◆ WORK TO COMPLETE ◆
Copy all the data exactly, except the pictures.

◆ DATA SHOWN ◆
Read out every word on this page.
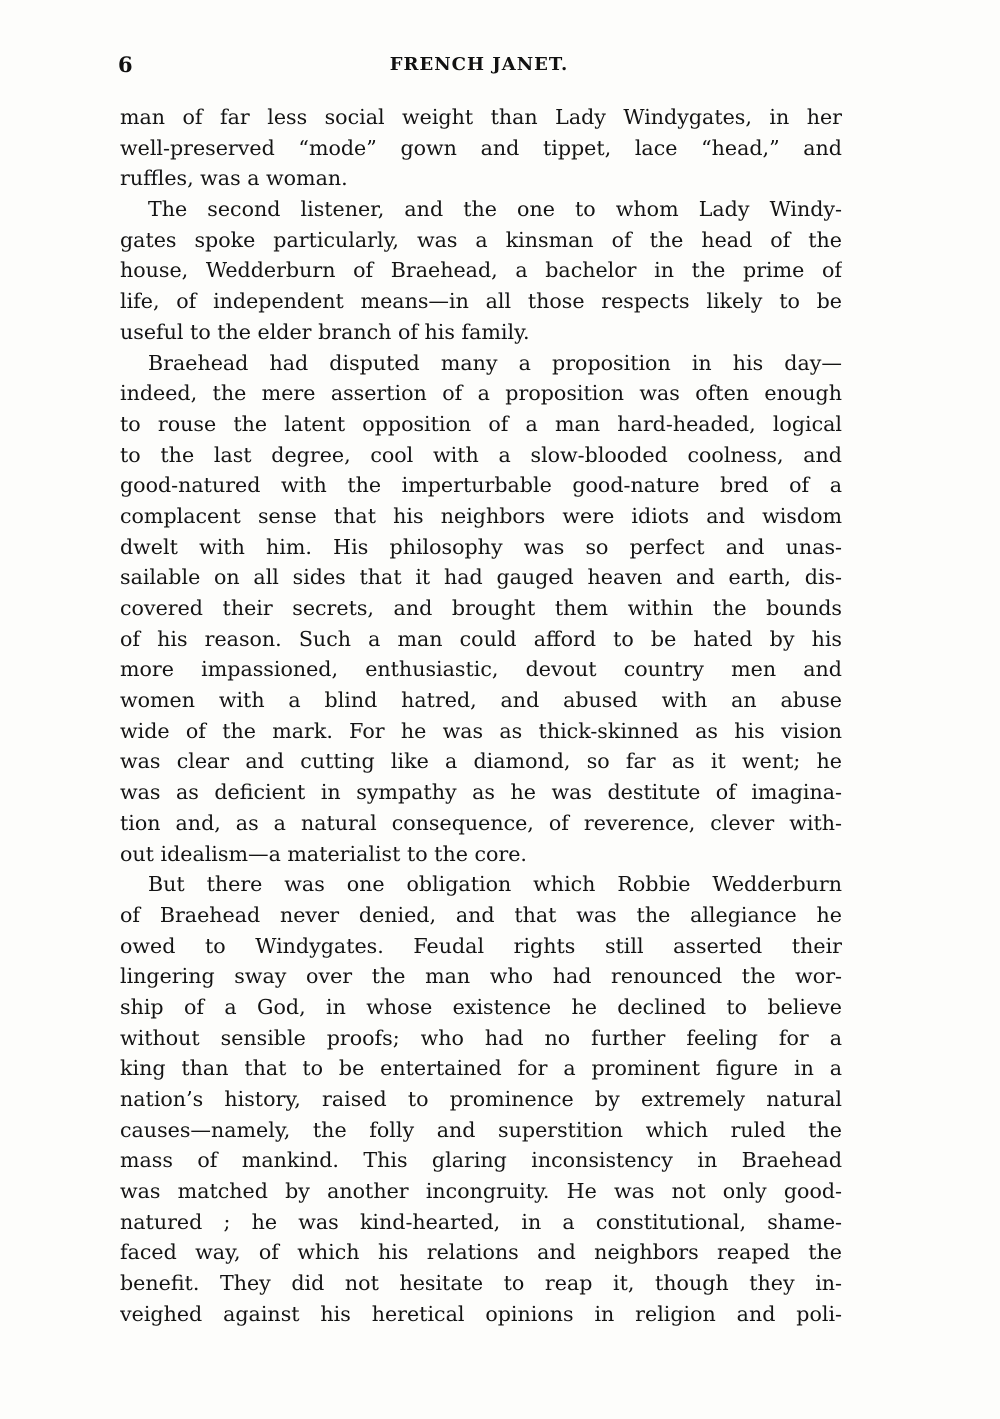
6	FRENCH JANET.

man of far less social weight than Lady Windygates, in her
well-preserved “mode” gown and tippet, lace “head,” and
ruffles, was a woman.

The second listener, and the one to whom Lady Windy-
gates spoke particularly, was a kinsman of the head of the
house, Wedderburn of Braehead, a bachelor in the prime of
life, of independent means—in all those respects likely to be
useful to the elder branch of his family.

Braehead had disputed many a proposition in his day—
indeed, the mere assertion of a proposition was often enough
to rouse the latent opposition of a man hard-headed, logical
to the last degree, cool with a slow-blooded coolness, and
good-natured with the imperturbable good-nature bred of a
complacent sense that his neighbors were idiots and wisdom
dwelt with him. His philosophy was so perfect and unas-
sailable on all sides that it had gauged heaven and earth, dis-
covered their secrets, and brought them within the bounds
of his reason. Such a man could afford to be hated by his
more impassioned, enthusiastic, devout country men and
women with a blind hatred, and abused with an abuse
wide of the mark. For he was as thick-skinned as his vision
was clear and cutting like a diamond, so far as it went; he
was as deficient in sympathy as he was destitute of imagina-
tion and, as a natural consequence, of reverence, clever with-
out idealism—a materialist to the core.

But there was one obligation which Robbie Wedderburn
of Braehead never denied, and that was the allegiance he
owed to Windygates. Feudal rights still asserted their
lingering sway over the man who had renounced the wor-
ship of a God, in whose existence he declined to believe
without sensible proofs; who had no further feeling for a
king than that to be entertained for a prominent figure in a
nation’s history, raised to prominence by extremely natural
causes—namely, the folly and superstition which ruled the
mass of mankind. This glaring inconsistency in Braehead
was matched by another incongruity. He was not only good-
natured ; he was kind-hearted, in a constitutional, shame-
faced way, of which his relations and neighbors reaped the
benefit. They did not hesitate to reap it, though they in-
veighed against his heretical opinions in religion and poli-
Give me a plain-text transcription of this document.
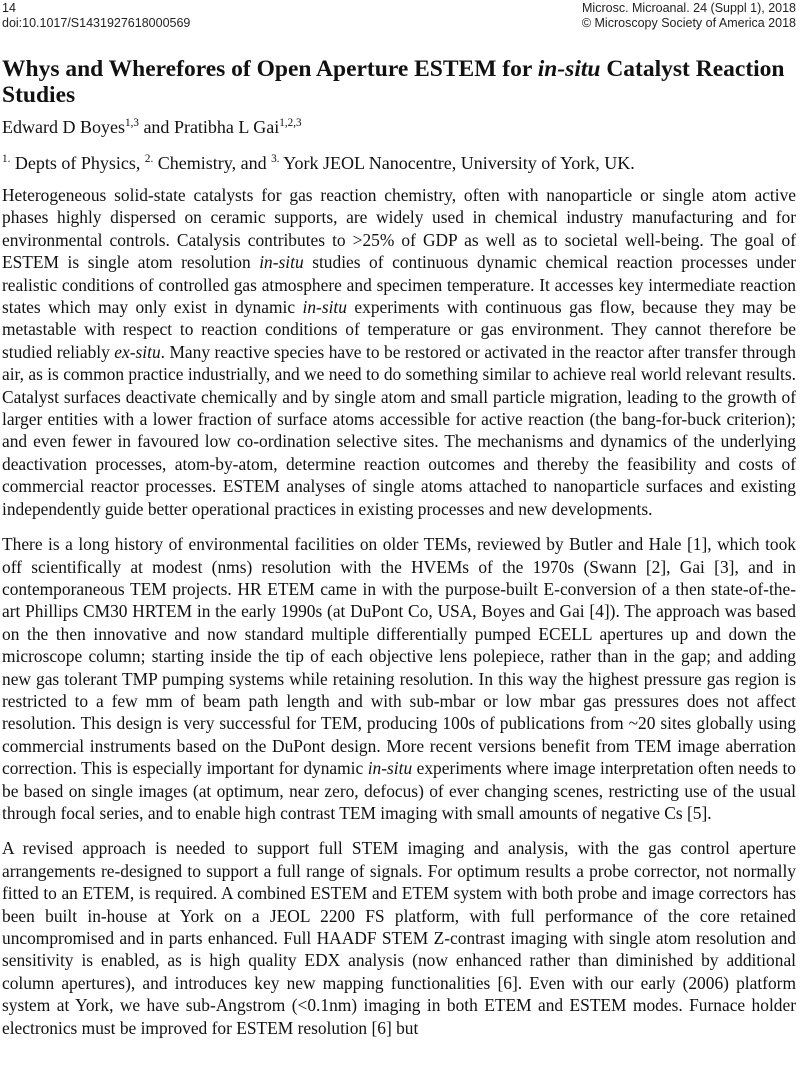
14
doi:10.1017/S1431927618000569
Microsc. Microanal. 24 (Suppl 1), 2018
© Microscopy Society of America 2018
Whys and Wherefores of Open Aperture ESTEM for in-situ Catalyst Reaction Studies
Edward D Boyes$^{1,3}$ and Pratibha L Gai$^{1,2,3}$
$^{1.}$ Depts of Physics, $^{2.}$ Chemistry, and $^{3.}$ York JEOL Nanocentre, University of York, UK.

Heterogeneous solid-state catalysts for gas reaction chemistry, often with nanoparticle or single atom active phases highly dispersed on ceramic supports, are widely used in chemical industry manufacturing and for environmental controls. Catalysis contributes to >25% of GDP as well as to societal well-being. The goal of ESTEM is single atom resolution in-situ studies of continuous dynamic chemical reaction processes under realistic conditions of controlled gas atmosphere and specimen temperature. It accesses key intermediate reaction states which may only exist in dynamic in-situ experiments with continuous gas flow, because they may be metastable with respect to reaction conditions of temperature or gas environment. They cannot therefore be studied reliably ex-situ. Many reactive species have to be restored or activated in the reactor after transfer through air, as is common practice industrially, and we need to do something similar to achieve real world relevant results. Catalyst surfaces deactivate chemically and by single atom and small particle migration, leading to the growth of larger entities with a lower fraction of surface atoms accessible for active reaction (the bang-for-buck criterion); and even fewer in favoured low co-ordination selective sites. The mechanisms and dynamics of the underlying deactivation processes, atom-by-atom, determine reaction outcomes and thereby the feasibility and costs of commercial reactor processes. ESTEM analyses of single atoms attached to nanoparticle surfaces and existing independently guide better operational practices in existing processes and new developments.

There is a long history of environmental facilities on older TEMs, reviewed by Butler and Hale [1], which took off scientifically at modest (nms) resolution with the HVEMs of the 1970s (Swann [2], Gai [3], and in contemporaneous TEM projects. HR ETEM came in with the purpose-built E-conversion of a then state-of-the-art Phillips CM30 HRTEM in the early 1990s (at DuPont Co, USA, Boyes and Gai [4]). The approach was based on the then innovative and now standard multiple differentially pumped ECELL apertures up and down the microscope column; starting inside the tip of each objective lens polepiece, rather than in the gap; and adding new gas tolerant TMP pumping systems while retaining resolution. In this way the highest pressure gas region is restricted to a few mm of beam path length and with sub-mbar or low mbar gas pressures does not affect resolution. This design is very successful for TEM, producing 100s of publications from ~20 sites globally using commercial instruments based on the DuPont design. More recent versions benefit from TEM image aberration correction. This is especially important for dynamic in-situ experiments where image interpretation often needs to be based on single images (at optimum, near zero, defocus) of ever changing scenes, restricting use of the usual through focal series, and to enable high contrast TEM imaging with small amounts of negative Cs [5].

A revised approach is needed to support full STEM imaging and analysis, with the gas control aperture arrangements re-designed to support a full range of signals. For optimum results a probe corrector, not normally fitted to an ETEM, is required. A combined ESTEM and ETEM system with both probe and image correctors has been built in-house at York on a JEOL 2200 FS platform, with full performance of the core retained uncompromised and in parts enhanced. Full HAADF STEM Z-contrast imaging with single atom resolution and sensitivity is enabled, as is high quality EDX analysis (now enhanced rather than diminished by additional column apertures), and introduces key new mapping functionalities [6]. Even with our early (2006) platform system at York, we have sub-Angstrom (<0.1nm) imaging in both ETEM and ESTEM modes. Furnace holder electronics must be improved for ESTEM resolution [6] but
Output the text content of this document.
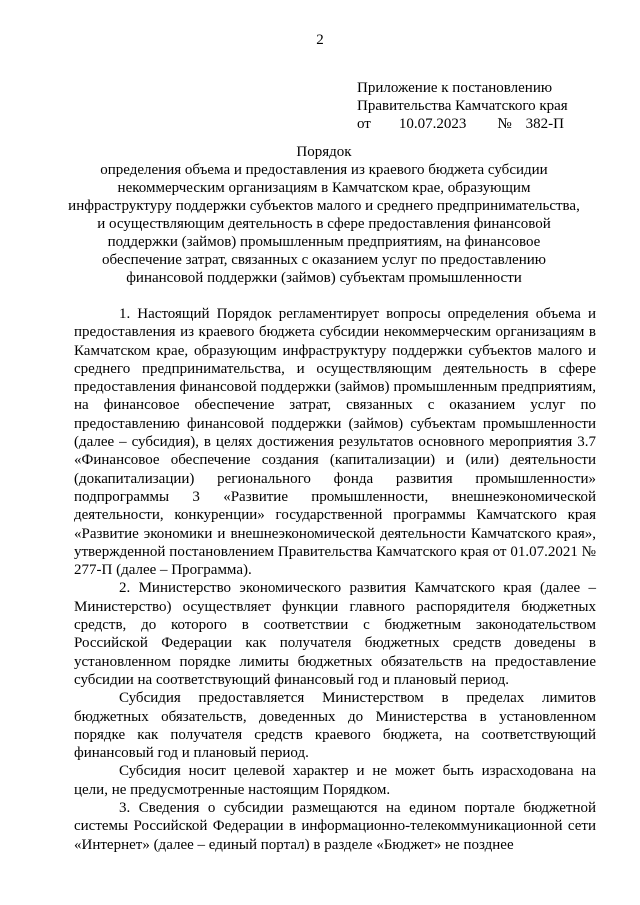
2
Приложение к постановлению
Правительства Камчатского края
от 10.07.2023 № 382-П
Порядок
определения объема и предоставления из краевого бюджета субсидии
некоммерческим организациям в Камчатском крае, образующим
инфраструктуру поддержки субъектов малого и среднего предпринимательства,
и осуществляющим деятельность в сфере предоставления финансовой
поддержки (займов) промышленным предприятиям, на финансовое
обеспечение затрат, связанных с оказанием услуг по предоставлению
финансовой поддержки (займов) субъектам промышленности

1. Настоящий Порядок регламентирует вопросы определения объема и предоставления из краевого бюджета субсидии некоммерческим организациям в Камчатском крае, образующим инфраструктуру поддержки субъектов малого и среднего предпринимательства, и осуществляющим деятельность в сфере предоставления финансовой поддержки (займов) промышленным предприятиям, на финансовое обеспечение затрат, связанных с оказанием услуг по предоставлению финансовой поддержки (займов) субъектам промышленности (далее – субсидия), в целях достижения результатов основного мероприятия 3.7 «Финансовое обеспечение создания (капитализации) и (или) деятельности (докапитализации) регионального фонда развития промышленности» подпрограммы 3 «Развитие промышленности, внешнеэкономической деятельности, конкуренции» государственной программы Камчатского края «Развитие экономики и внешнеэкономической деятельности Камчатского края», утвержденной постановлением Правительства Камчатского края от 01.07.2021 № 277-П (далее – Программа).

2. Министерство экономического развития Камчатского края (далее – Министерство) осуществляет функции главного распорядителя бюджетных средств, до которого в соответствии с бюджетным законодательством Российской Федерации как получателя бюджетных средств доведены в установленном порядке лимиты бюджетных обязательств на предоставление субсидии на соответствующий финансовый год и плановый период.

Субсидия предоставляется Министерством в пределах лимитов бюджетных обязательств, доведенных до Министерства в установленном порядке как получателя средств краевого бюджета, на соответствующий финансовый год и плановый период.

Субсидия носит целевой характер и не может быть израсходована на цели, не предусмотренные настоящим Порядком.

3. Сведения о субсидии размещаются на едином портале бюджетной системы Российской Федерации в информационно-телекоммуникационной сети «Интернет» (далее – единый портал) в разделе «Бюджет» не позднее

◆ FULL RESPONSE ◆
Read out every word on this page.
6	FRENCH JANET.

man of far less social weight than Lady Windygates, in her
well-preserved “mode” gown and tippet, lace “head,” and
ruffles, was a woman.

The second listener, and the one to whom Lady Windy-
gates spoke particularly, was a kinsman of the head of the
house, Wedderburn of Braehead, a bachelor in the prime of
life, of independent means—in all those respects likely to be
useful to the elder branch of his family.

Braehead had disputed many a proposition in his day—
indeed, the mere assertion of a proposition was often enough
to rouse the latent opposition of a man hard-headed, logical
to the last degree, cool with a slow-blooded coolness, and
good-natured with the imperturbable good-nature bred of a
complacent sense that his neighbors were idiots and wisdom
dwelt with him. His philosophy was so perfect and unas-
sailable on all sides that it had gauged heaven and earth, dis-
covered their secrets, and brought them within the bounds
of his reason. Such a man could afford to be hated by his
more impassioned, enthusiastic, devout country men and
women with a blind hatred, and abused with an abuse
wide of the mark. For he was as thick-skinned as his vision
was clear and cutting like a diamond, so far as it went; he
was as deficient in sympathy as he was destitute of imagina-
tion and, as a natural consequence, of reverence, clever with-
out idealism—a materialist to the core.

But there was one obligation which Robbie Wedderburn
of Braehead never denied, and that was the allegiance he
owed to Windygates. Feudal rights still asserted their
lingering sway over the man who had renounced the wor-
ship of a God, in whose existence he declined to believe
without sensible proofs; who had no further feeling for a
king than that to be entertained for a prominent figure in a
nation’s history, raised to prominence by extremely natural
causes—namely, the folly and superstition which ruled the
mass of mankind. This glaring inconsistency in Braehead
was matched by another incongruity. He was not only good-
natured ; he was kind-hearted, in a constitutional, shame-
faced way, of which his relations and neighbors reaped the
benefit. They did not hesitate to reap it, though they in-
veighed against his heretical opinions in religion and poli-
Give me a plain-text transcription of this document.
14
doi:10.1017/S1431927618000569
Microsc. Microanal. 24 (Suppl 1), 2018
© Microscopy Society of America 2018
Whys and Wherefores of Open Aperture ESTEM for in-situ Catalyst Reaction Studies
Edward D Boyes$^{1,3}$ and Pratibha L Gai$^{1,2,3}$
$^{1.}$ Depts of Physics, $^{2.}$ Chemistry, and $^{3.}$ York JEOL Nanocentre, University of York, UK.

Heterogeneous solid-state catalysts for gas reaction chemistry, often with nanoparticle or single atom active phases highly dispersed on ceramic supports, are widely used in chemical industry manufacturing and for environmental controls. Catalysis contributes to >25% of GDP as well as to societal well-being. The goal of ESTEM is single atom resolution in-situ studies of continuous dynamic chemical reaction processes under realistic conditions of controlled gas atmosphere and specimen temperature. It accesses key intermediate reaction states which may only exist in dynamic in-situ experiments with continuous gas flow, because they may be metastable with respect to reaction conditions of temperature or gas environment. They cannot therefore be studied reliably ex-situ. Many reactive species have to be restored or activated in the reactor after transfer through air, as is common practice industrially, and we need to do something similar to achieve real world relevant results. Catalyst surfaces deactivate chemically and by single atom and small particle migration, leading to the growth of larger entities with a lower fraction of surface atoms accessible for active reaction (the bang-for-buck criterion); and even fewer in favoured low co-ordination selective sites. The mechanisms and dynamics of the underlying deactivation processes, atom-by-atom, determine reaction outcomes and thereby the feasibility and costs of commercial reactor processes. ESTEM analyses of single atoms attached to nanoparticle surfaces and existing independently guide better operational practices in existing processes and new developments.

There is a long history of environmental facilities on older TEMs, reviewed by Butler and Hale [1], which took off scientifically at modest (nms) resolution with the HVEMs of the 1970s (Swann [2], Gai [3], and in contemporaneous TEM projects. HR ETEM came in with the purpose-built E-conversion of a then state-of-the-art Phillips CM30 HRTEM in the early 1990s (at DuPont Co, USA, Boyes and Gai [4]). The approach was based on the then innovative and now standard multiple differentially pumped ECELL apertures up and down the microscope column; starting inside the tip of each objective lens polepiece, rather than in the gap; and adding new gas tolerant TMP pumping systems while retaining resolution. In this way the highest pressure gas region is restricted to a few mm of beam path length and with sub-mbar or low mbar gas pressures does not affect resolution. This design is very successful for TEM, producing 100s of publications from ~20 sites globally using commercial instruments based on the DuPont design. More recent versions benefit from TEM image aberration correction. This is especially important for dynamic in-situ experiments where image interpretation often needs to be based on single images (at optimum, near zero, defocus) of ever changing scenes, restricting use of the usual through focal series, and to enable high contrast TEM imaging with small amounts of negative Cs [5].

A revised approach is needed to support full STEM imaging and analysis, with the gas control aperture arrangements re-designed to support a full range of signals. For optimum results a probe corrector, not normally fitted to an ETEM, is required. A combined ESTEM and ETEM system with both probe and image correctors has been built in-house at York on a JEOL 2200 FS platform, with full performance of the core retained uncompromised and in parts enhanced. Full HAADF STEM Z-contrast imaging with single atom resolution and sensitivity is enabled, as is high quality EDX analysis (now enhanced rather than diminished by additional column apertures), and introduces key new mapping functionalities [6]. Even with our early (2006) platform system at York, we have sub-Angstrom (<0.1nm) imaging in both ETEM and ESTEM modes. Furnace holder electronics must be improved for ESTEM resolution [6] but
Output the text content of this document.
2
Приложение к постановлению
Правительства Камчатского края
от 10.07.2023 № 382-П
Порядок
определения объема и предоставления из краевого бюджета субсидии
некоммерческим организациям в Камчатском крае, образующим
инфраструктуру поддержки субъектов малого и среднего предпринимательства,
и осуществляющим деятельность в сфере предоставления финансовой
поддержки (займов) промышленным предприятиям, на финансовое
обеспечение затрат, связанных с оказанием услуг по предоставлению
финансовой поддержки (займов) субъектам промышленности

1. Настоящий Порядок регламентирует вопросы определения объема и предоставления из краевого бюджета субсидии некоммерческим организациям в Камчатском крае, образующим инфраструктуру поддержки субъектов малого и среднего предпринимательства, и осуществляющим деятельность в сфере предоставления финансовой поддержки (займов) промышленным предприятиям, на финансовое обеспечение затрат, связанных с оказанием услуг по предоставлению финансовой поддержки (займов) субъектам промышленности (далее – субсидия), в целях достижения результатов основного мероприятия 3.7 «Финансовое обеспечение создания (капитализации) и (или) деятельности (докапитализации) регионального фонда развития промышленности» подпрограммы 3 «Развитие промышленности, внешнеэкономической деятельности, конкуренции» государственной программы Камчатского края «Развитие экономики и внешнеэкономической деятельности Камчатского края», утвержденной постановлением Правительства Камчатского края от 01.07.2021 № 277-П (далее – Программа).

2. Министерство экономического развития Камчатского края (далее – Министерство) осуществляет функции главного распорядителя бюджетных средств, до которого в соответствии с бюджетным законодательством Российской Федерации как получателя бюджетных средств доведены в установленном порядке лимиты бюджетных обязательств на предоставление субсидии на соответствующий финансовый год и плановый период.

Субсидия предоставляется Министерством в пределах лимитов бюджетных обязательств, доведенных до Министерства в установленном порядке как получателя средств краевого бюджета, на соответствующий финансовый год и плановый период.

Субсидия носит целевой характер и не может быть израсходована на цели, не предусмотренные настоящим Порядком.

3. Сведения о субсидии размещаются на едином портале бюджетной системы Российской Федерации в информационно-телекоммуникационной сети «Интернет» (далее – единый портал) в разделе «Бюджет» не позднее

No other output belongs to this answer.